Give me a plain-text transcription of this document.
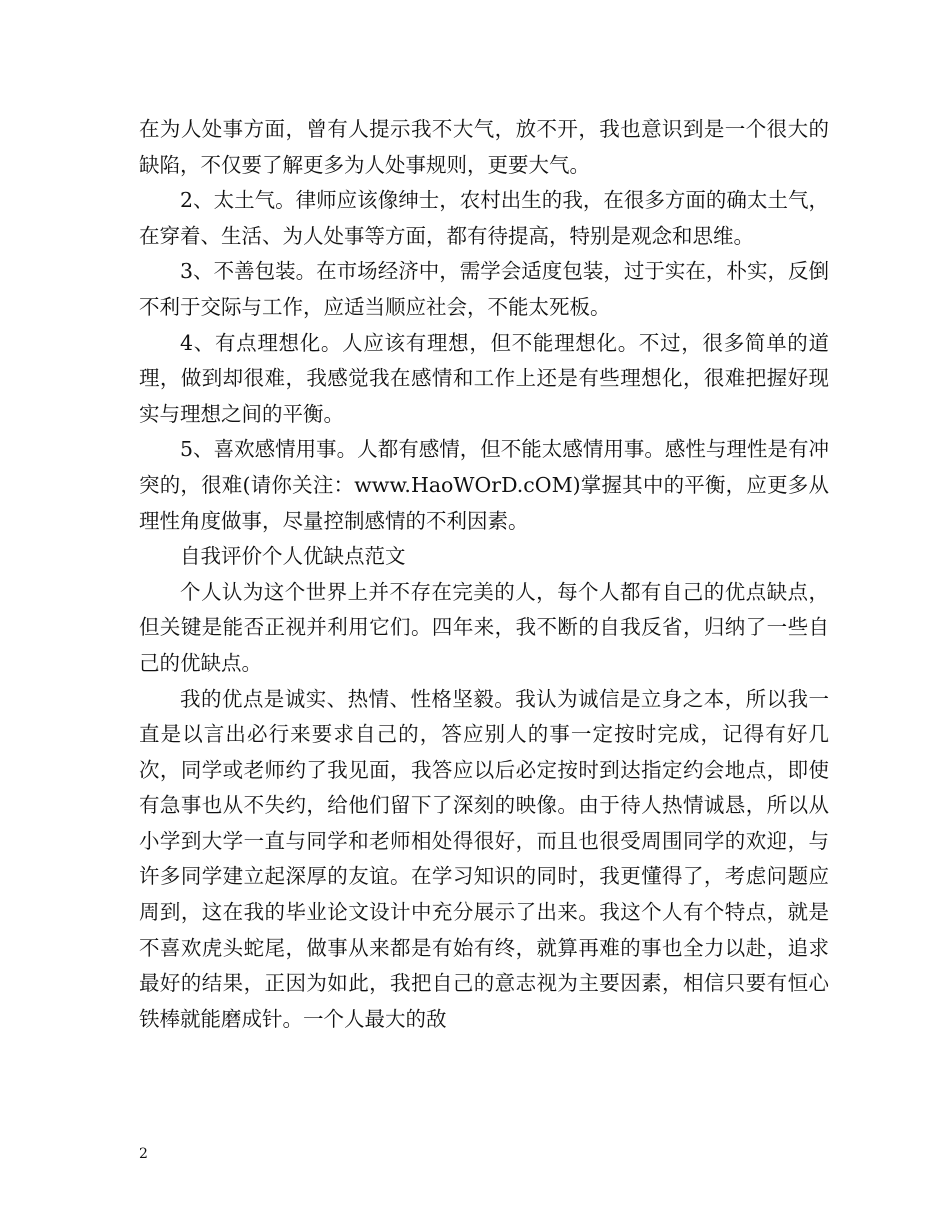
在为人处事方面，曾有人提示我不大气，放不开，我也意识到是一个很大的缺陷，不仅要了解更多为人处事规则，更要大气。

2、太土气。律师应该像绅士，农村出生的我，在很多方面的确太土气，在穿着、生活、为人处事等方面，都有待提高，特别是观念和思维。

3、不善包装。在市场经济中，需学会适度包装，过于实在，朴实，反倒不利于交际与工作，应适当顺应社会，不能太死板。

4、有点理想化。人应该有理想，但不能理想化。不过，很多简单的道理，做到却很难，我感觉我在感情和工作上还是有些理想化，很难把握好现实与理想之间的平衡。

5、喜欢感情用事。人都有感情，但不能太感情用事。感性与理性是有冲突的，很难(请你关注：www.HaoWOrD.cOM)掌握其中的平衡，应更多从理性角度做事，尽量控制感情的不利因素。

自我评价个人优缺点范文

个人认为这个世界上并不存在完美的人，每个人都有自己的优点缺点，但关键是能否正视并利用它们。四年来，我不断的自我反省，归纳了一些自己的优缺点。

我的优点是诚实、热情、性格坚毅。我认为诚信是立身之本，所以我一直是以言出必行来要求自己的，答应别人的事一定按时完成，记得有好几次，同学或老师约了我见面，我答应以后必定按时到达指定约会地点，即使有急事也从不失约，给他们留下了深刻的映像。由于待人热情诚恳，所以从小学到大学一直与同学和老师相处得很好，而且也很受周围同学的欢迎，与许多同学建立起深厚的友谊。在学习知识的同时，我更懂得了，考虑问题应周到，这在我的毕业论文设计中充分展示了出来。我这个人有个特点，就是不喜欢虎头蛇尾，做事从来都是有始有终，就算再难的事也全力以赴，追求最好的结果，正因为如此，我把自己的意志视为主要因素，相信只要有恒心铁棒就能磨成针。一个人最大的敌

2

────────────────────────────────────────

Leave out the pictures and copy every record above exactly.

Give me a plain-text transcription of this document.
在为人处事方面，曾有人提示我不大气，放不开，我也意识到是一个很大的缺陷，不仅要了解更多为人处事规则，更要大气。

2、太土气。律师应该像绅士，农村出生的我，在很多方面的确太土气，在穿着、生活、为人处事等方面，都有待提高，特别是观念和思维。

3、不善包装。在市场经济中，需学会适度包装，过于实在，朴实，反倒不利于交际与工作，应适当顺应社会，不能太死板。

4、有点理想化。人应该有理想，但不能理想化。不过，很多简单的道理，做到却很难，我感觉我在感情和工作上还是有些理想化，很难把握好现实与理想之间的平衡。

5、喜欢感情用事。人都有感情，但不能太感情用事。感性与理性是有冲突的，很难(请你关注：www.HaoWOrD.cOM)掌握其中的平衡，应更多从理性角度做事，尽量控制感情的不利因素。

自我评价个人优缺点范文

个人认为这个世界上并不存在完美的人，每个人都有自己的优点缺点，但关键是能否正视并利用它们。四年来，我不断的自我反省，归纳了一些自己的优缺点。

我的优点是诚实、热情、性格坚毅。我认为诚信是立身之本，所以我一直是以言出必行来要求自己的，答应别人的事一定按时完成，记得有好几次，同学或老师约了我见面，我答应以后必定按时到达指定约会地点，即使有急事也从不失约，给他们留下了深刻的映像。由于待人热情诚恳，所以从小学到大学一直与同学和老师相处得很好，而且也很受周围同学的欢迎，与许多同学建立起深厚的友谊。在学习知识的同时，我更懂得了，考虑问题应周到，这在我的毕业论文设计中充分展示了出来。我这个人有个特点，就是不喜欢虎头蛇尾，做事从来都是有始有终，就算再难的事也全力以赴，追求最好的结果，正因为如此，我把自己的意志视为主要因素，相信只要有恒心铁棒就能磨成针。一个人最大的敌

2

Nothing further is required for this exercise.